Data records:
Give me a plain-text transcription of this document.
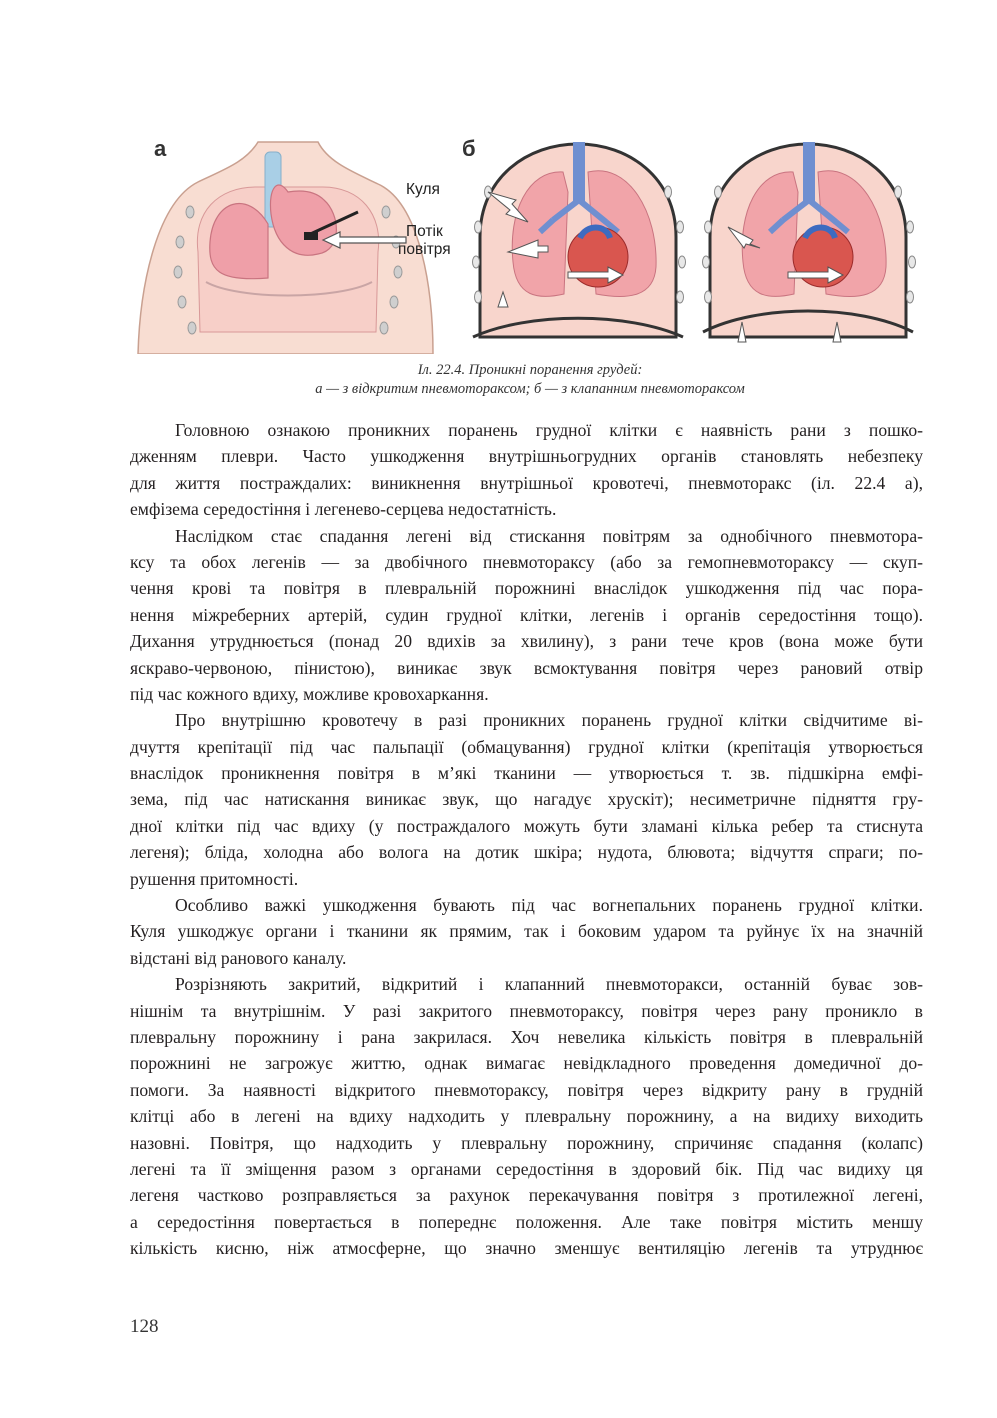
а
Куля
Потік
повітря
б
Іл. 22.4. Проникні поранення грудей:
а — з відкритим пневмотораксом; б — з клапанним пневмотораксом
Головною ознакою проникних поранень грудної клітки є наявність рани з пошко-
дженням плеври. Часто ушкодження внутрішньогрудних органів становлять небезпеку
для життя постраждалих: виникнення внутрішньої кровотечі, пневмоторакс (іл. 22.4 а),
емфізема середостіння і легенево-серцева недостатність.
Наслідком стає спадання легені від стискання повітрям за однобічного пневмотора-
ксу та обох легенів — за двобічного пневмотораксу (або за гемопневмотораксу — скуп-
чення крові та повітря в плевральній порожнині внаслідок ушкодження під час пора-
нення міжреберних артерій, судин грудної клітки, легенів і органів середостіння тощо).
Дихання утруднюється (понад 20 вдихів за хвилину), з рани тече кров (вона може бути
яскраво-червоною, пінистою), виникає звук всмоктування повітря через рановий отвір
під час кожного вдиху, можливе кровохаркання.
Про внутрішню кровотечу в разі проникних поранень грудної клітки свідчитиме ві-
дчуття крепітації під час пальпації (обмацування) грудної клітки (крепітація утворюється
внаслідок проникнення повітря в м’які тканини — утворюється т. зв. підшкірна емфі-
зема, під час натискання виникає звук, що нагадує хрускіт); несиметричне підняття гру-
дної клітки під час вдиху (у постраждалого можуть бути зламані кілька ребер та стиснута
легеня); бліда, холодна або волога на дотик шкіра; нудота, блювота; відчуття спраги; по-
рушення притомності.
Особливо важкі ушкодження бувають під час вогнепальних поранень грудної клітки.
Куля ушкоджує органи і тканини як прямим, так і боковим ударом та руйнує їх на значній
відстані від ранового каналу.
Розрізняють закритий, відкритий і клапанний пневмоторакси, останній буває зов-
нішнім та внутрішнім. У разі закритого пневмотораксу, повітря через рану проникло в
плевральну порожнину і рана закрилася. Хоч невелика кількість повітря в плевральній
порожнині не загрожує життю, однак вимагає невідкладного проведення домедичної до-
помоги. За наявності відкритого пневмотораксу, повітря через відкриту рану в грудній
клітці або в легені на вдиху надходить у плевральну порожнину, а на видиху виходить
назовні. Повітря, що надходить у плевральну порожнину, спричиняє спадання (колапс)
легені та її зміщення разом з органами середостіння в здоровий бік. Під час видиху ця
легеня частково розправляється за рахунок перекачування повітря з протилежної легені,
а середостіння повертається в попереднє положення. Але таке повітря містить меншу
кількість кисню, ніж атмосферне, що значно зменшує вентиляцію легенів та утруднює
128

Exercise description ::
From the records above, pick out and copy each line holding the word "порожнині".

Solved problem ::
чення крові та повітря в плевральній порожнині внаслідок ушкодження під час пора-
порожнині не загрожує життю, однак вимагає невідкладного проведення домедичної до-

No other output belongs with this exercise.